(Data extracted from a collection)

*****

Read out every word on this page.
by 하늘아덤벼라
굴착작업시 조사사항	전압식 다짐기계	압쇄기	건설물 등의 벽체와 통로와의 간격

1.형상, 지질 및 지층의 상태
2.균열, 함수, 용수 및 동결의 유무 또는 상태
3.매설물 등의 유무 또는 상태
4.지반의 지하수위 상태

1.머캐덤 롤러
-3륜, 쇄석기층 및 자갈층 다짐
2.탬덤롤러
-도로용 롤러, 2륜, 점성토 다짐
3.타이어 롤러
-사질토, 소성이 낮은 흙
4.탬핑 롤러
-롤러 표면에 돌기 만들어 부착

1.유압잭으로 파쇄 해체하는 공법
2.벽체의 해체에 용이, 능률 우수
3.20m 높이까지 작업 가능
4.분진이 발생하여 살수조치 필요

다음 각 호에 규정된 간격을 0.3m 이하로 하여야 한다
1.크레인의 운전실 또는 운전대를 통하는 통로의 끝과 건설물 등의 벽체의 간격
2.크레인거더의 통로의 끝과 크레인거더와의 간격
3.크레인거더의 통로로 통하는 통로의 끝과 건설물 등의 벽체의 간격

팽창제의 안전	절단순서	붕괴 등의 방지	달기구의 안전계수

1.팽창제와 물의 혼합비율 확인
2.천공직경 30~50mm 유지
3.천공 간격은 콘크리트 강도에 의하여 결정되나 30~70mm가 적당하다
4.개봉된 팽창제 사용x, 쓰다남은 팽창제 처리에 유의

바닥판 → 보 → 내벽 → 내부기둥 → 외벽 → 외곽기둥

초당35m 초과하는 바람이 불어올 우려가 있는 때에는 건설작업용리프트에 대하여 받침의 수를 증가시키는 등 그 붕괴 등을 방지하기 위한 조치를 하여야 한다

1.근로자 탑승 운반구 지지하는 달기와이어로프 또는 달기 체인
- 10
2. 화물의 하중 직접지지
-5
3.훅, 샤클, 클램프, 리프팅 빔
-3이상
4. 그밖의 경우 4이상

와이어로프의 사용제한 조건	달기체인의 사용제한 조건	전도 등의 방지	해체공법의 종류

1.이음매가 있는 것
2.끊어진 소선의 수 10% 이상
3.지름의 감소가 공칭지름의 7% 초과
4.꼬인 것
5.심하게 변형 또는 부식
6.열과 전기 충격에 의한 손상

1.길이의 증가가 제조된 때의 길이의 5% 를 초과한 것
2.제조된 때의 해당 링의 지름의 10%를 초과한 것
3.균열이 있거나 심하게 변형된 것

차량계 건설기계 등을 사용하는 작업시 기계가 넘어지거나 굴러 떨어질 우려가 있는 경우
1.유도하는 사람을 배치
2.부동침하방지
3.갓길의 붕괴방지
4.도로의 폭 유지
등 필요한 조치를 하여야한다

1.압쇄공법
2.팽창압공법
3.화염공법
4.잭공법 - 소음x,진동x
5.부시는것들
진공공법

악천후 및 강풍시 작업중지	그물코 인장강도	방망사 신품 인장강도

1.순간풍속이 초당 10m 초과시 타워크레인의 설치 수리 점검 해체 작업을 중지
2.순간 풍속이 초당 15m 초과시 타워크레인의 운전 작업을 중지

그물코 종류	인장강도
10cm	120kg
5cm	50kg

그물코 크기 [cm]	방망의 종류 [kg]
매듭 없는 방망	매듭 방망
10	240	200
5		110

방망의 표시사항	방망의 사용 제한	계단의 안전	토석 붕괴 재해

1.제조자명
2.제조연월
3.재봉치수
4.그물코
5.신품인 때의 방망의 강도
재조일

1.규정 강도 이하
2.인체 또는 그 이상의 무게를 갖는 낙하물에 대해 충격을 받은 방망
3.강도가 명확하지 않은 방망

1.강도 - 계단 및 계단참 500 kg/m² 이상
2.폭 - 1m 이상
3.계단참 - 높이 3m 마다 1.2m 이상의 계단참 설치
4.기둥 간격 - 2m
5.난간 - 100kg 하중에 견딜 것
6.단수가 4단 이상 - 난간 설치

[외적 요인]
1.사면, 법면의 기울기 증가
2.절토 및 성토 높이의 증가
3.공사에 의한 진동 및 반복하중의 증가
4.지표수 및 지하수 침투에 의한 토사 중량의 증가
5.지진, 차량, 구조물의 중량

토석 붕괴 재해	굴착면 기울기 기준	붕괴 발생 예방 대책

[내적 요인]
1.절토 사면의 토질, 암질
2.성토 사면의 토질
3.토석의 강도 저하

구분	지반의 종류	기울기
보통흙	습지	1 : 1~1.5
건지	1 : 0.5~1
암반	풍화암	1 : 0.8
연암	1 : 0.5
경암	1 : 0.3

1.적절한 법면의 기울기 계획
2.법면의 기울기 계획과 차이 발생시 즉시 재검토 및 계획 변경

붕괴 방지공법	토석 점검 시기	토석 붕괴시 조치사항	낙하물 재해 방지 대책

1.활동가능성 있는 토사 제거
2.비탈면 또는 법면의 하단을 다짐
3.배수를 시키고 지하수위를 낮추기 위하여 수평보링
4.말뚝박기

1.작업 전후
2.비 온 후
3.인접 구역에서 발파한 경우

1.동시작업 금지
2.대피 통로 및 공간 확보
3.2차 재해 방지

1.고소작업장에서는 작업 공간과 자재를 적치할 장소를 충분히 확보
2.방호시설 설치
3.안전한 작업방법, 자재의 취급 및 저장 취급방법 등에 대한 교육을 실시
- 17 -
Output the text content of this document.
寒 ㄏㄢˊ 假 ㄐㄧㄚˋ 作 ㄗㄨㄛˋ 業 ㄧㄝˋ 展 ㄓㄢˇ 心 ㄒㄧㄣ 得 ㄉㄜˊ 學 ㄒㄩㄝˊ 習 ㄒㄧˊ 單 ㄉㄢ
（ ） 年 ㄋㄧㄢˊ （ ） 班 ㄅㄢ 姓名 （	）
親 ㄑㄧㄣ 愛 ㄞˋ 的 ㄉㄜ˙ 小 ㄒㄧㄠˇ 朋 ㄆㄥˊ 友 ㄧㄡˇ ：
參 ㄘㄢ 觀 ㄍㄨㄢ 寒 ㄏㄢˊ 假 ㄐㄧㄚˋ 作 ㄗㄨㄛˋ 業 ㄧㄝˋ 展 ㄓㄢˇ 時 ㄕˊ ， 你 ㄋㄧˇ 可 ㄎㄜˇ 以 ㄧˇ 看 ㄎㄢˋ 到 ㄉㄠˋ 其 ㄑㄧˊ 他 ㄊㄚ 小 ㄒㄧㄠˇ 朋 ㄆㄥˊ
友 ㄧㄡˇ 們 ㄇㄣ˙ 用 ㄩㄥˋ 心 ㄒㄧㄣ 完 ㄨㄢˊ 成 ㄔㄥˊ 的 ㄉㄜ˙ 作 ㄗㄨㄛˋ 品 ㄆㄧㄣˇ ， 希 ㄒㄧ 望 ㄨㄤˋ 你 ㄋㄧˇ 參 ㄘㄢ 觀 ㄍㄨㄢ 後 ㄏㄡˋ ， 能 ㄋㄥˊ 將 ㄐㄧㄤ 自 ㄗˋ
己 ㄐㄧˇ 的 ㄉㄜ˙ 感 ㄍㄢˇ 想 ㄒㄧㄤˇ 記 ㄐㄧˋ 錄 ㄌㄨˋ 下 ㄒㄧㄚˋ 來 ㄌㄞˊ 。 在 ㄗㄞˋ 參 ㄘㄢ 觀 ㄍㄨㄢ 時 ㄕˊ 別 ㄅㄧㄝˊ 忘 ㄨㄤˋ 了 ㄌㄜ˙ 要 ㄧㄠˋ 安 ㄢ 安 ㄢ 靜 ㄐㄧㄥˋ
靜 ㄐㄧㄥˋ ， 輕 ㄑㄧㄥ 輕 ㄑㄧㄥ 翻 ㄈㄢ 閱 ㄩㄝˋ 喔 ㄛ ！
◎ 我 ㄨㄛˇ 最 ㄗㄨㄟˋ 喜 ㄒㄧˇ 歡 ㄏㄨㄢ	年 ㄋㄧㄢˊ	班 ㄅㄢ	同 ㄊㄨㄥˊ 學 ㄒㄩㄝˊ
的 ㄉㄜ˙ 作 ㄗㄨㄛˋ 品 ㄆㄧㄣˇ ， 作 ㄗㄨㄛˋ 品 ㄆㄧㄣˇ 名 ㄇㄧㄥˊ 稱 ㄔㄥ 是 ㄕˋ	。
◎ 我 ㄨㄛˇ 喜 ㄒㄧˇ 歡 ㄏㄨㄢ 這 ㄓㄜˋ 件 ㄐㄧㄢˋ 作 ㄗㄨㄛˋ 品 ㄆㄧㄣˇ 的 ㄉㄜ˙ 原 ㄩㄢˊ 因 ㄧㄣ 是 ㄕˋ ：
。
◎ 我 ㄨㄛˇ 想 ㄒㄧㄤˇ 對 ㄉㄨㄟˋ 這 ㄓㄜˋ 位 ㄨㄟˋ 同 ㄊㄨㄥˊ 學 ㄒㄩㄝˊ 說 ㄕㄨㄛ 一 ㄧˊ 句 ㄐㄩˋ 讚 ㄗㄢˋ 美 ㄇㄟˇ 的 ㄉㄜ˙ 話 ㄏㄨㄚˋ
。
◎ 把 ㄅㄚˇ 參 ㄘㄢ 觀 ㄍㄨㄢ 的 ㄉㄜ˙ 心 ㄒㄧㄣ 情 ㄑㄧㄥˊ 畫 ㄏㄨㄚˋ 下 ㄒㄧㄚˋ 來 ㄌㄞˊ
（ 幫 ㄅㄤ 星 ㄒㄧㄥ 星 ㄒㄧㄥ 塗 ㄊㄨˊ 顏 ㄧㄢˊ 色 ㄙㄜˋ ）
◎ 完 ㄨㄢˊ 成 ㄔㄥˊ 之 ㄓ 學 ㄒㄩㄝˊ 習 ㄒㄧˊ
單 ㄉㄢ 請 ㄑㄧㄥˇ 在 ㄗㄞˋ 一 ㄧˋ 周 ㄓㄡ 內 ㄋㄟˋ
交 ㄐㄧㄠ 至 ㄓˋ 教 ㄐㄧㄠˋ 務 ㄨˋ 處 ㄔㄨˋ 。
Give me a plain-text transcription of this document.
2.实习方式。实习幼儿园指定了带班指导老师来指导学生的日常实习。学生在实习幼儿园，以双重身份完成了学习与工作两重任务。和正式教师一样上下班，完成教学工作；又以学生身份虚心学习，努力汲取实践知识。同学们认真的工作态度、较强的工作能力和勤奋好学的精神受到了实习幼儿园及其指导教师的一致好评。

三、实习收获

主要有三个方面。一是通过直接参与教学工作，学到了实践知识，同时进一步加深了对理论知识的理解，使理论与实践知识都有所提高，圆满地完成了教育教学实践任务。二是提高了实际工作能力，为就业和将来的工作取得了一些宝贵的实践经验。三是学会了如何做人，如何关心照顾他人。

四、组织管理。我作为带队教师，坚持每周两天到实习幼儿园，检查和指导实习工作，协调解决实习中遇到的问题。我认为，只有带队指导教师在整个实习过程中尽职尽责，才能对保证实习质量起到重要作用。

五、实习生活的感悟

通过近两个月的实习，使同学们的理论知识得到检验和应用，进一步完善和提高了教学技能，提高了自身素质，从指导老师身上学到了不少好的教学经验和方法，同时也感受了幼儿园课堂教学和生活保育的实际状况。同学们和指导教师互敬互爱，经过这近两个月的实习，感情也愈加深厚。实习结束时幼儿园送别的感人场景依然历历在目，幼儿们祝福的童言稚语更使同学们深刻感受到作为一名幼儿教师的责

*****

• _Task details_:
Your answer should be one number: how many lines of the listing include the word "ㄒㄧㄤˇ".

• _Output below_:
2